> **INPUT MATERIAL**:
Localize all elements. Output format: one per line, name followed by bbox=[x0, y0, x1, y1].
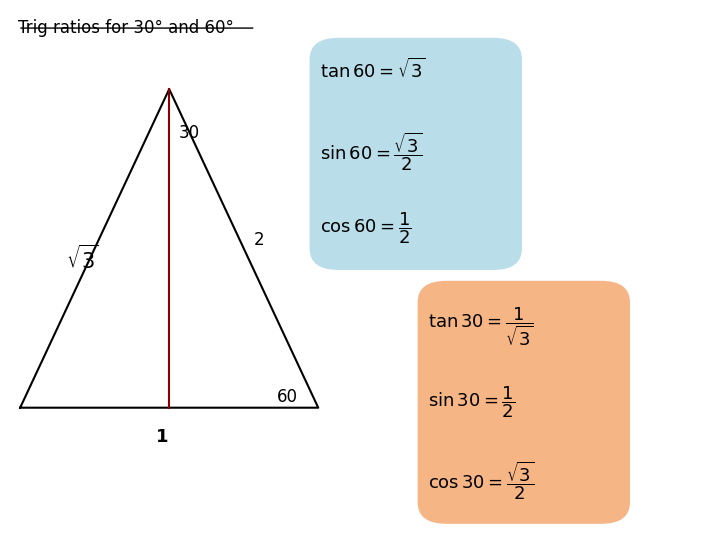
FancyBboxPatch shape bbox=[418, 281, 630, 524]
FancyBboxPatch shape bbox=[310, 38, 522, 270]
Text: $\tan 60 = \sqrt{3}$: $\tan 60 = \sqrt{3}$ bbox=[320, 58, 426, 82]
Text: $\sqrt{3}$: $\sqrt{3}$ bbox=[66, 245, 99, 273]
Text: $\cos 60 = \dfrac{1}{2}$: $\cos 60 = \dfrac{1}{2}$ bbox=[320, 210, 412, 246]
Text: $\sin 60 = \dfrac{\sqrt{3}}{2}$: $\sin 60 = \dfrac{\sqrt{3}}{2}$ bbox=[320, 130, 423, 173]
Text: $\tan 30 = \dfrac{1}{\sqrt{3}}$: $\tan 30 = \dfrac{1}{\sqrt{3}}$ bbox=[428, 305, 534, 348]
Text: 30: 30 bbox=[179, 124, 199, 142]
Text: 60: 60 bbox=[277, 388, 298, 406]
Text: 1: 1 bbox=[156, 428, 168, 447]
Text: $\sin 30 = \dfrac{1}{2}$: $\sin 30 = \dfrac{1}{2}$ bbox=[428, 384, 516, 420]
Text: $\cos 30 = \dfrac{\sqrt{3}}{2}$: $\cos 30 = \dfrac{\sqrt{3}}{2}$ bbox=[428, 459, 535, 502]
Text: Trig ratios for 30° and 60°: Trig ratios for 30° and 60° bbox=[18, 19, 234, 37]
Text: 2: 2 bbox=[254, 231, 264, 249]
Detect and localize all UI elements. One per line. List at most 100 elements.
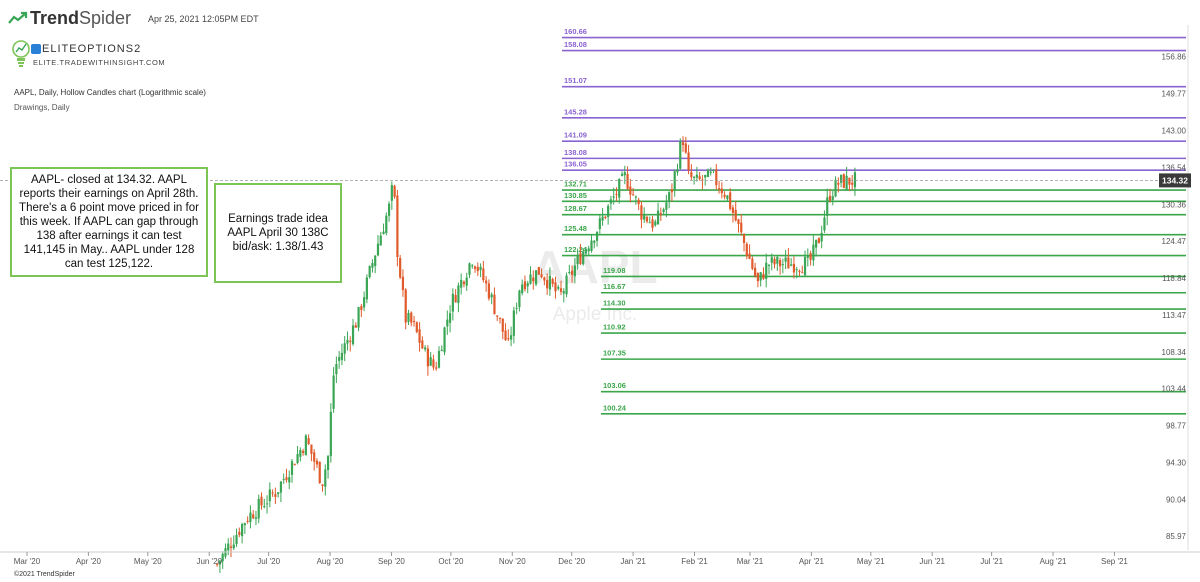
x-tick-label: Feb '21 bbox=[681, 557, 708, 566]
candle-down bbox=[432, 359, 435, 368]
candle-up bbox=[590, 240, 593, 251]
candle-down bbox=[637, 199, 640, 205]
y-tick-label: 156.86 bbox=[1162, 53, 1187, 62]
candle-down bbox=[302, 450, 305, 453]
candle-down bbox=[496, 315, 499, 317]
candle-up bbox=[759, 272, 762, 281]
candles bbox=[216, 136, 857, 573]
candle-up bbox=[509, 335, 513, 340]
author-handle: ELITEOPTIONS2 bbox=[42, 43, 142, 55]
y-tick-label: 90.04 bbox=[1166, 495, 1187, 504]
y-tick-label: 124.47 bbox=[1162, 237, 1187, 246]
candle-up bbox=[288, 477, 291, 483]
candle-down bbox=[690, 172, 693, 178]
candle-down bbox=[734, 209, 737, 221]
candle-up bbox=[803, 256, 807, 276]
drawings-label: Drawings, Daily bbox=[14, 103, 70, 112]
watermark-symbol: AAPL bbox=[532, 241, 657, 293]
candle-up bbox=[709, 171, 712, 173]
candle-up bbox=[282, 479, 285, 481]
candle-down bbox=[396, 195, 399, 258]
candle-up bbox=[351, 325, 355, 345]
candle-up bbox=[654, 221, 657, 226]
x-tick-label: Aug '20 bbox=[317, 557, 344, 566]
candle-up bbox=[582, 251, 585, 265]
candle-down bbox=[360, 306, 363, 310]
candle-down bbox=[684, 143, 687, 153]
candle-down bbox=[415, 322, 418, 332]
x-tick-label: Mar '21 bbox=[737, 557, 764, 566]
support-label: 122.24 bbox=[564, 245, 588, 254]
support-label: 128.67 bbox=[564, 204, 587, 213]
candle-down bbox=[532, 277, 535, 282]
support-label: 119.08 bbox=[603, 266, 626, 275]
candle-up bbox=[812, 244, 815, 261]
candle-down bbox=[318, 462, 321, 484]
candle-down bbox=[252, 514, 255, 519]
candle-down bbox=[754, 267, 757, 276]
candle-down bbox=[745, 243, 748, 257]
candle-up bbox=[387, 203, 391, 216]
candle-up bbox=[257, 498, 260, 519]
candle-down bbox=[615, 194, 618, 196]
candle-down bbox=[629, 186, 632, 195]
y-tick-label: 108.34 bbox=[1162, 348, 1187, 357]
candle-up bbox=[265, 503, 269, 505]
candle-up bbox=[338, 357, 341, 361]
candle-up bbox=[515, 307, 518, 309]
candle-up bbox=[648, 222, 651, 224]
candle-up bbox=[471, 265, 474, 267]
y-tick-label: 136.54 bbox=[1162, 163, 1187, 172]
candle-up bbox=[460, 279, 463, 288]
candle-up bbox=[371, 263, 374, 268]
candle-up bbox=[457, 285, 460, 304]
candle-down bbox=[501, 318, 504, 332]
candle-down bbox=[720, 188, 723, 194]
candle-down bbox=[293, 464, 296, 466]
x-tick-label: May '20 bbox=[134, 557, 162, 566]
candle-up bbox=[826, 197, 829, 216]
chart-subtitle: AAPL, Daily, Hollow Candles chart (Logar… bbox=[14, 88, 206, 97]
candle-down bbox=[681, 142, 685, 146]
candle-down bbox=[260, 496, 263, 506]
last-price-tag bbox=[1159, 173, 1191, 188]
candle-up bbox=[277, 492, 280, 495]
candle-up bbox=[534, 270, 538, 285]
candle-up bbox=[726, 195, 729, 200]
candle-up bbox=[765, 262, 768, 279]
candle-up bbox=[437, 350, 441, 368]
candle-down bbox=[246, 520, 249, 522]
candle-up bbox=[221, 553, 224, 562]
candle-down bbox=[787, 257, 790, 269]
candle-up bbox=[249, 512, 252, 523]
candle-up bbox=[329, 411, 332, 457]
candle-down bbox=[271, 492, 274, 494]
y-tick-label: 118.84 bbox=[1162, 274, 1186, 283]
x-tick-label: Jul '21 bbox=[980, 557, 1003, 566]
candle-up bbox=[379, 235, 382, 246]
candle-up bbox=[612, 196, 615, 198]
candle-down bbox=[435, 367, 438, 369]
candle-up bbox=[548, 275, 552, 290]
y-axis: 156.86 149.77 143.00 136.54 130.36 124.47 118.… bbox=[1162, 25, 1189, 550]
x-tick-label: Nov '20 bbox=[499, 557, 526, 566]
candle-up bbox=[332, 375, 335, 409]
candle-up bbox=[357, 307, 360, 328]
candle-up bbox=[376, 243, 380, 256]
resistance-label: 138.08 bbox=[564, 148, 587, 157]
lightbulb-chart-icon bbox=[12, 40, 30, 67]
candle-up bbox=[279, 481, 283, 493]
candle-up bbox=[568, 272, 571, 274]
candle-up bbox=[820, 232, 823, 242]
candle-up bbox=[853, 172, 857, 188]
candle-down bbox=[313, 452, 316, 462]
candle-up bbox=[374, 255, 377, 267]
candle-up bbox=[767, 264, 771, 266]
candle-up bbox=[382, 231, 385, 235]
candle-down bbox=[462, 281, 466, 285]
candle-up bbox=[268, 489, 271, 502]
candle-down bbox=[216, 563, 219, 565]
x-axis: Mar '20 Apr '20 May '20 Jun '20 Jul '20 Aug '… bbox=[0, 551, 1200, 566]
candle-down bbox=[651, 219, 654, 228]
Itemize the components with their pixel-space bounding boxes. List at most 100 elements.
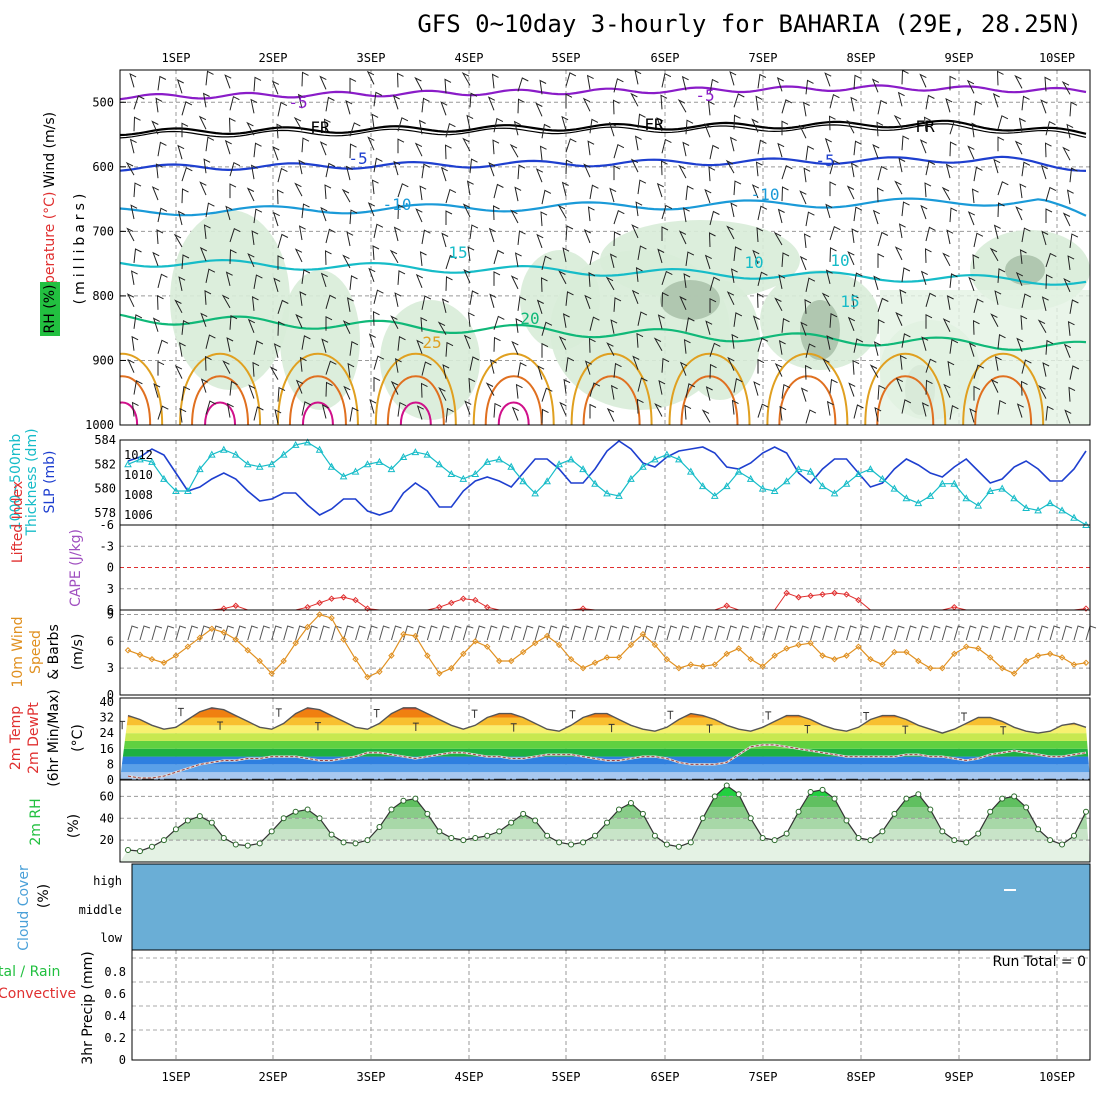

> **AIM**: Copy out every line of the records above word for word, leaving out the pictures.

> **TASK RESPONSE**:
Localize all elements. Output format: one per line, name followed by bbox=[x0, y0, x1, y1].
FancyBboxPatch shape bbox=[418, 281, 630, 524]
FancyBboxPatch shape bbox=[310, 38, 522, 270]
Text: $\tan 60 = \sqrt{3}$: $\tan 60 = \sqrt{3}$ bbox=[320, 58, 426, 82]
Text: $\sqrt{3}$: $\sqrt{3}$ bbox=[66, 245, 99, 273]
Text: $\cos 60 = \dfrac{1}{2}$: $\cos 60 = \dfrac{1}{2}$ bbox=[320, 210, 412, 246]
Text: $\sin 60 = \dfrac{\sqrt{3}}{2}$: $\sin 60 = \dfrac{\sqrt{3}}{2}$ bbox=[320, 130, 423, 173]
Text: $\tan 30 = \dfrac{1}{\sqrt{3}}$: $\tan 30 = \dfrac{1}{\sqrt{3}}$ bbox=[428, 305, 534, 348]
Text: 30: 30 bbox=[179, 124, 199, 142]
Text: 60: 60 bbox=[277, 388, 298, 406]
Text: 1: 1 bbox=[156, 428, 168, 447]
Text: $\sin 30 = \dfrac{1}{2}$: $\sin 30 = \dfrac{1}{2}$ bbox=[428, 384, 516, 420]
Text: $\cos 30 = \dfrac{\sqrt{3}}{2}$: $\cos 30 = \dfrac{\sqrt{3}}{2}$ bbox=[428, 459, 535, 502]
Text: Trig ratios for 30° and 60°: Trig ratios for 30° and 60° bbox=[18, 19, 234, 37]
Text: 2: 2 bbox=[254, 231, 264, 249]
Detect and localize all UI elements. One per line. List at most 100 elements.
x-tick-label: Feb '21 bbox=[681, 557, 708, 566]
candle-down bbox=[432, 359, 435, 368]
candle-up bbox=[590, 240, 593, 251]
candle-down bbox=[637, 199, 640, 205]
y-tick-label: 156.86 bbox=[1162, 53, 1187, 62]
candle-down bbox=[302, 450, 305, 453]
candle-down bbox=[496, 315, 499, 317]
candle-up bbox=[759, 272, 762, 281]
candles bbox=[216, 136, 857, 573]
candle-up bbox=[509, 335, 513, 340]
author-handle: ELITEOPTIONS2 bbox=[42, 43, 142, 55]
y-tick-label: 90.04 bbox=[1166, 495, 1187, 504]
y-tick-label: 124.47 bbox=[1162, 237, 1187, 246]
candle-up bbox=[288, 477, 291, 483]
candle-down bbox=[690, 172, 693, 178]
candle-down bbox=[734, 209, 737, 221]
candle-up bbox=[803, 256, 807, 276]
drawings-label: Drawings, Daily bbox=[14, 103, 70, 112]
watermark-symbol: AAPL bbox=[532, 241, 657, 293]
candle-up bbox=[709, 171, 712, 173]
candle-up bbox=[282, 479, 285, 481]
candle-down bbox=[396, 195, 399, 258]
candle-up bbox=[351, 325, 355, 345]
candle-up bbox=[654, 221, 657, 226]
x-tick-label: Aug '20 bbox=[317, 557, 344, 566]
candle-up bbox=[582, 251, 585, 265]
candle-down bbox=[360, 306, 363, 310]
candle-down bbox=[684, 143, 687, 153]
candle-down bbox=[415, 322, 418, 332]
x-tick-label: Mar '21 bbox=[737, 557, 764, 566]
support-label: 122.24 bbox=[564, 245, 588, 254]
support-label: 128.67 bbox=[564, 204, 587, 213]
candle-down bbox=[532, 277, 535, 282]
support-label: 119.08 bbox=[603, 266, 626, 275]
candle-up bbox=[812, 244, 815, 261]
candle-down bbox=[318, 462, 321, 484]
candle-down bbox=[252, 514, 255, 519]
candle-down bbox=[754, 267, 757, 276]
candle-down bbox=[745, 243, 748, 257]
candle-up bbox=[387, 203, 391, 216]
candle-up bbox=[257, 498, 260, 519]
candle-down bbox=[615, 194, 618, 196]
candle-down bbox=[629, 186, 632, 195]
y-tick-label: 108.34 bbox=[1162, 348, 1187, 357]
candle-up bbox=[265, 503, 269, 505]
candle-up bbox=[338, 357, 341, 361]
candle-up bbox=[515, 307, 518, 309]
candle-up bbox=[648, 222, 651, 224]
candle-up bbox=[471, 265, 474, 267]
y-tick-label: 136.54 bbox=[1162, 163, 1187, 172]
candle-up bbox=[460, 279, 463, 288]
candle-up bbox=[371, 263, 374, 268]
candle-up bbox=[457, 285, 460, 304]
candle-down bbox=[501, 318, 504, 332]
candle-down bbox=[720, 188, 723, 194]
candle-down bbox=[293, 464, 296, 466]
x-tick-label: May '20 bbox=[134, 557, 162, 566]
candle-up bbox=[826, 197, 829, 216]
chart-subtitle: AAPL, Daily, Hollow Candles chart (Logar… bbox=[14, 88, 206, 97]
candle-down bbox=[681, 142, 685, 146]
candle-down bbox=[260, 496, 263, 506]
last-price-tag bbox=[1159, 173, 1191, 188]
candle-up bbox=[277, 492, 280, 495]
candle-up bbox=[534, 270, 538, 285]
candle-up bbox=[726, 195, 729, 200]
candle-up bbox=[765, 262, 768, 279]
candle-up bbox=[437, 350, 441, 368]
candle-down bbox=[246, 520, 249, 522]
candle-up bbox=[221, 553, 224, 562]
candle-down bbox=[787, 257, 790, 269]
candle-up bbox=[249, 512, 252, 523]
candle-up bbox=[329, 411, 332, 457]
candle-down bbox=[271, 492, 274, 494]
y-tick-label: 118.84 bbox=[1162, 274, 1186, 283]
x-tick-label: Jul '21 bbox=[980, 557, 1003, 566]
candle-up bbox=[379, 235, 382, 246]
candle-up bbox=[612, 196, 615, 198]
candle-down bbox=[435, 367, 438, 369]
candle-up bbox=[548, 275, 552, 290]
y-axis: 156.86 149.77 143.00 136.54 130.36 124.47 118.… bbox=[1162, 25, 1189, 550]
x-tick-label: Nov '20 bbox=[499, 557, 526, 566]
candle-up bbox=[332, 375, 335, 409]
candle-up bbox=[357, 307, 360, 328]
candle-up bbox=[376, 243, 380, 256]
resistance-label: 138.08 bbox=[564, 148, 587, 157]
lightbulb-chart-icon bbox=[12, 40, 30, 67]
candle-up bbox=[279, 481, 283, 493]
candle-up bbox=[568, 272, 571, 274]
candle-up bbox=[820, 232, 823, 242]
candle-up bbox=[853, 172, 857, 188]
candle-down bbox=[313, 452, 316, 462]
candle-up bbox=[374, 255, 377, 267]
candle-up bbox=[767, 264, 771, 266]
candle-up bbox=[382, 231, 385, 235]
candle-down bbox=[462, 281, 466, 285]
candle-up bbox=[268, 489, 271, 502]
candle-down bbox=[216, 563, 219, 565]
x-axis: Mar '20 Apr '20 May '20 Jun '20 Jul '20 Aug '… bbox=[0, 551, 1200, 566]
candle-down bbox=[651, 219, 654, 228]
Itemize the components with their pixel-space bounding boxes. List at most 100 elements.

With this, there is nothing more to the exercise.